Excerpted data:
▬▬▬▬▬▬

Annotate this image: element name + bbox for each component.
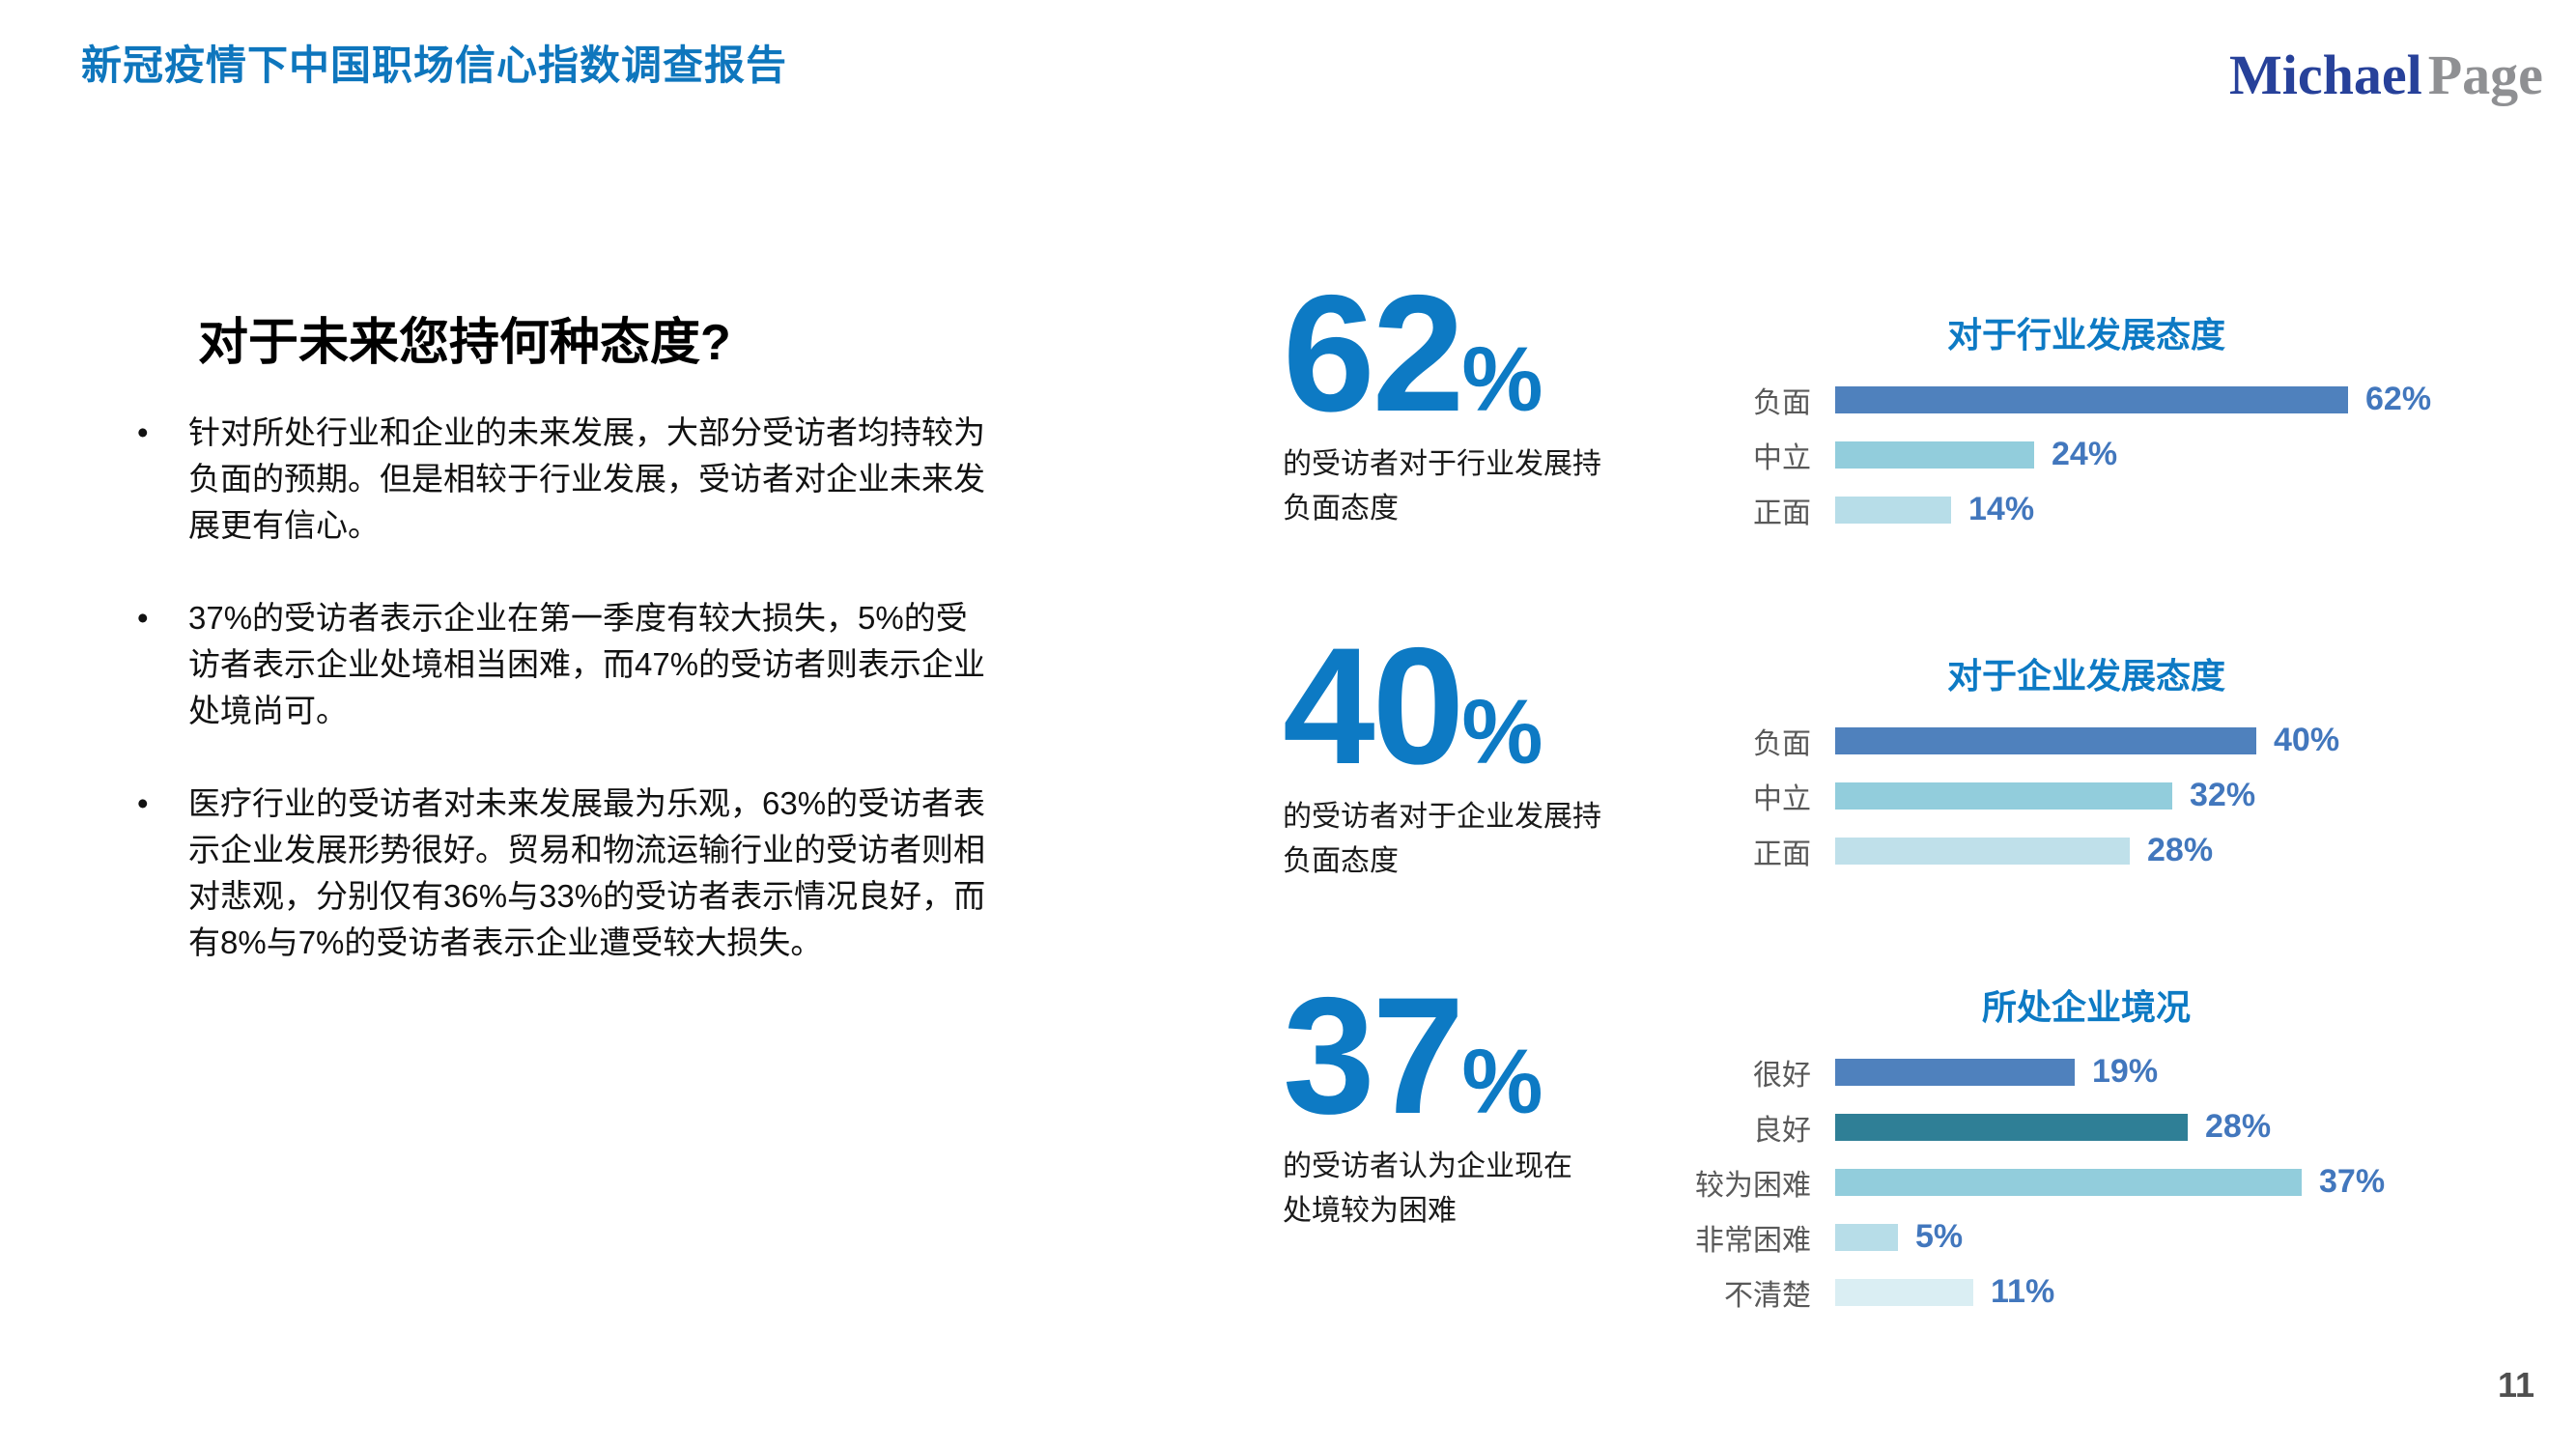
bullet-dot-icon: • <box>137 414 149 450</box>
bullet-dot-icon: • <box>137 785 149 821</box>
bar <box>1835 1223 1898 1251</box>
section-heading: 对于未来您持何种态度? <box>198 315 731 371</box>
bar <box>1835 385 2348 413</box>
chart-row: 负面 40% <box>1681 713 2492 768</box>
chart-company-situation: 所处企业境况 很好 19% 良好 28% 较为困难 37% 非常困难 5% 不清楚 11% <box>1681 986 2492 1320</box>
category-label: 较为困难 <box>1695 1169 1811 1202</box>
bar <box>1835 1278 1973 1306</box>
chart-rows: 很好 19% 良好 28% 较为困难 37% 非常困难 5% 不清楚 11% <box>1681 1044 2492 1320</box>
category-label: 很好 <box>1753 1059 1811 1092</box>
value-label: 62% <box>2365 381 2432 417</box>
chart-row: 中立 24% <box>1681 427 2492 482</box>
chart-row: 中立 32% <box>1681 768 2492 823</box>
value-label: 19% <box>2092 1053 2159 1090</box>
bar <box>1835 837 2130 865</box>
chart-row: 负面 62% <box>1681 372 2492 427</box>
bar <box>1835 781 2172 810</box>
chart-title: 所处企业境况 <box>1981 987 2191 1027</box>
value-label: 14% <box>1968 491 2035 527</box>
percent-sign: % <box>1461 681 1543 783</box>
bar <box>1835 440 2034 469</box>
stat-value: 37 <box>1283 963 1464 1149</box>
category-label: 中立 <box>1753 782 1811 815</box>
bullet-text: 37%的受访者表示企业在第一季度有较大损失，5%的受 访者表示企业处境相当困难，… <box>188 600 986 728</box>
value-label: 40% <box>2274 722 2340 758</box>
bullet-dot-icon: • <box>137 600 149 636</box>
percent-sign: % <box>1461 328 1543 431</box>
bullet-text: 医疗行业的受访者对未来发展最为乐观，63%的受访者表 示企业发展形势很好。贸易和… <box>188 785 986 960</box>
value-label: 28% <box>2205 1108 2272 1145</box>
value-label: 37% <box>2319 1163 2386 1200</box>
value-label: 24% <box>2052 436 2118 472</box>
category-label: 非常困难 <box>1695 1224 1811 1257</box>
chart-row: 很好 19% <box>1681 1044 2492 1099</box>
chart-company-attitude: 对于企业发展态度 负面 40% 中立 32% 正面 28% <box>1681 655 2492 878</box>
stat-block-company: 40% 的受访者对于企业发展持 负面态度 <box>1283 623 1601 884</box>
bullet-item: • 医疗行业的受访者对未来发展最为乐观，63%的受访者表 示企业发展形势很好。贸易… <box>135 781 1227 966</box>
logo-michael: Michael <box>2229 43 2422 106</box>
bar <box>1835 1058 2075 1086</box>
stat-value: 62 <box>1283 261 1464 446</box>
logo-page: Page <box>2427 43 2543 106</box>
chart-row: 正面 14% <box>1681 482 2492 537</box>
stat-value: 40 <box>1283 613 1464 799</box>
stat-description: 的受访者对于企业发展持 负面态度 <box>1283 801 1601 877</box>
category-label: 负面 <box>1753 727 1811 760</box>
michael-page-logo: Michael Page <box>2229 43 2543 107</box>
stat-description: 的受访者认为企业现在 处境较为困难 <box>1283 1151 1572 1227</box>
chart-rows: 负面 62% 中立 24% 正面 14% <box>1681 372 2492 537</box>
category-label: 正面 <box>1753 838 1811 870</box>
stat-block-industry: 62% 的受访者对于行业发展持 负面态度 <box>1283 270 1601 531</box>
category-label: 中立 <box>1753 441 1811 474</box>
stat-block-situation: 37% 的受访者认为企业现在 处境较为困难 <box>1283 973 1572 1234</box>
stat-number: 37% <box>1283 973 1572 1139</box>
chart-row: 不清楚 11% <box>1681 1264 2492 1320</box>
value-label: 11% <box>1991 1273 2055 1310</box>
category-label: 负面 <box>1753 386 1811 419</box>
stat-number: 62% <box>1283 270 1601 437</box>
percent-sign: % <box>1461 1031 1543 1133</box>
value-label: 28% <box>2147 832 2214 868</box>
bar <box>1835 1168 2302 1196</box>
bullet-item: • 针对所处行业和企业的未来发展，大部分受访者均持较为 负面的预期。但是相较于行业… <box>135 410 1227 549</box>
bullet-list: • 针对所处行业和企业的未来发展，大部分受访者均持较为 负面的预期。但是相较于行业… <box>135 410 1227 1012</box>
chart-industry-attitude: 对于行业发展态度 负面 62% 中立 24% 正面 14% <box>1681 314 2492 537</box>
chart-row: 良好 28% <box>1681 1099 2492 1154</box>
bar <box>1835 726 2256 754</box>
page-number: 11 <box>2498 1365 2535 1405</box>
category-label: 正面 <box>1753 497 1811 529</box>
bar <box>1835 496 1951 524</box>
stat-number: 40% <box>1283 623 1601 789</box>
chart-row: 正面 28% <box>1681 823 2492 878</box>
category-label: 良好 <box>1753 1114 1811 1147</box>
page-title: 新冠疫情下中国职场信心指数调查报告 <box>81 43 788 88</box>
value-label: 5% <box>1915 1218 1964 1255</box>
chart-row: 非常困难 5% <box>1681 1209 2492 1264</box>
stat-description: 的受访者对于行业发展持 负面态度 <box>1283 448 1601 525</box>
category-label: 不清楚 <box>1724 1279 1811 1312</box>
value-label: 32% <box>2190 777 2256 813</box>
bullet-item: • 37%的受访者表示企业在第一季度有较大损失，5%的受 访者表示企业处境相当困难… <box>135 595 1227 734</box>
chart-title: 对于行业发展态度 <box>1946 315 2225 355</box>
chart-title: 对于企业发展态度 <box>1946 656 2225 696</box>
bullet-text: 针对所处行业和企业的未来发展，大部分受访者均持较为 负面的预期。但是相较于行业发… <box>188 414 985 543</box>
chart-rows: 负面 40% 中立 32% 正面 28% <box>1681 713 2492 878</box>
chart-row: 较为困难 37% <box>1681 1154 2492 1209</box>
bar <box>1835 1113 2188 1141</box>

▬▬▬▬▬▬

What you have to do:
Please copy the data above word for word, leaving out the pictures.

Expected answer:
Annotate this image: element name + bbox for each component.
bullet-dot-icon: • <box>137 414 149 450</box>
bullet-dot-icon: • <box>137 785 149 821</box>
bar <box>1835 1223 1898 1251</box>
section-heading: 对于未来您持何种态度? <box>198 315 731 371</box>
bar <box>1835 385 2348 413</box>
chart-row: 负面 40% <box>1681 713 2492 768</box>
chart-company-situation: 所处企业境况 很好 19% 良好 28% 较为困难 37% 非常困难 5% 不清楚 11% <box>1681 986 2492 1320</box>
category-label: 较为困难 <box>1695 1169 1811 1202</box>
bar <box>1835 1278 1973 1306</box>
chart-rows: 很好 19% 良好 28% 较为困难 37% 非常困难 5% 不清楚 11% <box>1681 1044 2492 1320</box>
category-label: 很好 <box>1753 1059 1811 1092</box>
value-label: 62% <box>2365 381 2432 417</box>
chart-row: 中立 24% <box>1681 427 2492 482</box>
chart-row: 中立 32% <box>1681 768 2492 823</box>
value-label: 19% <box>2092 1053 2159 1090</box>
bar <box>1835 837 2130 865</box>
chart-row: 负面 62% <box>1681 372 2492 427</box>
bar <box>1835 781 2172 810</box>
chart-title: 所处企业境况 <box>1981 987 2191 1027</box>
value-label: 14% <box>1968 491 2035 527</box>
percent-sign: % <box>1461 681 1543 783</box>
bar <box>1835 440 2034 469</box>
stat-value: 37 <box>1283 963 1464 1149</box>
category-label: 中立 <box>1753 782 1811 815</box>
bullet-text: 37%的受访者表示企业在第一季度有较大损失，5%的受 访者表示企业处境相当困难，… <box>188 600 986 728</box>
value-label: 40% <box>2274 722 2340 758</box>
bullet-dot-icon: • <box>137 600 149 636</box>
percent-sign: % <box>1461 328 1543 431</box>
bullet-text: 医疗行业的受访者对未来发展最为乐观，63%的受访者表 示企业发展形势很好。贸易和… <box>188 785 986 960</box>
value-label: 28% <box>2205 1108 2272 1145</box>
value-label: 37% <box>2319 1163 2386 1200</box>
value-label: 24% <box>2052 436 2118 472</box>
category-label: 非常困难 <box>1695 1224 1811 1257</box>
chart-row: 很好 19% <box>1681 1044 2492 1099</box>
chart-company-attitude: 对于企业发展态度 负面 40% 中立 32% 正面 28% <box>1681 655 2492 878</box>
stat-block-company: 40% 的受访者对于企业发展持 负面态度 <box>1283 623 1601 884</box>
bullet-item: • 医疗行业的受访者对未来发展最为乐观，63%的受访者表 示企业发展形势很好。贸易… <box>135 781 1227 966</box>
logo-michael: Michael <box>2229 43 2422 106</box>
bar <box>1835 1058 2075 1086</box>
stat-value: 62 <box>1283 261 1464 446</box>
logo-page: Page <box>2427 43 2543 106</box>
chart-row: 正面 14% <box>1681 482 2492 537</box>
stat-value: 40 <box>1283 613 1464 799</box>
stat-description: 的受访者对于企业发展持 负面态度 <box>1283 801 1601 877</box>
category-label: 负面 <box>1753 727 1811 760</box>
michael-page-logo: Michael Page <box>2229 43 2543 107</box>
stat-description: 的受访者认为企业现在 处境较为困难 <box>1283 1151 1572 1227</box>
chart-rows: 负面 62% 中立 24% 正面 14% <box>1681 372 2492 537</box>
category-label: 正面 <box>1753 838 1811 870</box>
stat-block-industry: 62% 的受访者对于行业发展持 负面态度 <box>1283 270 1601 531</box>
category-label: 中立 <box>1753 441 1811 474</box>
stat-block-situation: 37% 的受访者认为企业现在 处境较为困难 <box>1283 973 1572 1234</box>
stat-number: 37% <box>1283 973 1572 1139</box>
chart-row: 不清楚 11% <box>1681 1264 2492 1320</box>
value-label: 11% <box>1991 1273 2055 1310</box>
category-label: 负面 <box>1753 386 1811 419</box>
stat-number: 62% <box>1283 270 1601 437</box>
percent-sign: % <box>1461 1031 1543 1133</box>
value-label: 28% <box>2147 832 2214 868</box>
bar <box>1835 1168 2302 1196</box>
bullet-item: • 针对所处行业和企业的未来发展，大部分受访者均持较为 负面的预期。但是相较于行业… <box>135 410 1227 549</box>
bullet-list: • 针对所处行业和企业的未来发展，大部分受访者均持较为 负面的预期。但是相较于行业… <box>135 410 1227 1012</box>
chart-industry-attitude: 对于行业发展态度 负面 62% 中立 24% 正面 14% <box>1681 314 2492 537</box>
chart-row: 良好 28% <box>1681 1099 2492 1154</box>
bar <box>1835 726 2256 754</box>
page-number: 11 <box>2498 1365 2535 1405</box>
category-label: 正面 <box>1753 497 1811 529</box>
bar <box>1835 496 1951 524</box>
stat-number: 40% <box>1283 623 1601 789</box>
chart-row: 正面 28% <box>1681 823 2492 878</box>
category-label: 良好 <box>1753 1114 1811 1147</box>
page-title: 新冠疫情下中国职场信心指数调查报告 <box>81 43 788 88</box>
value-label: 5% <box>1915 1218 1964 1255</box>
chart-row: 非常困难 5% <box>1681 1209 2492 1264</box>
stat-description: 的受访者对于行业发展持 负面态度 <box>1283 448 1601 525</box>
category-label: 不清楚 <box>1724 1279 1811 1312</box>
value-label: 32% <box>2190 777 2256 813</box>
bullet-item: • 37%的受访者表示企业在第一季度有较大损失，5%的受 访者表示企业处境相当困难… <box>135 595 1227 734</box>
chart-title: 对于行业发展态度 <box>1946 315 2225 355</box>
chart-title: 对于企业发展态度 <box>1946 656 2225 696</box>
bullet-text: 针对所处行业和企业的未来发展，大部分受访者均持较为 负面的预期。但是相较于行业发… <box>188 414 985 543</box>
chart-rows: 负面 40% 中立 32% 正面 28% <box>1681 713 2492 878</box>
chart-row: 较为困难 37% <box>1681 1154 2492 1209</box>
bar <box>1835 1113 2188 1141</box>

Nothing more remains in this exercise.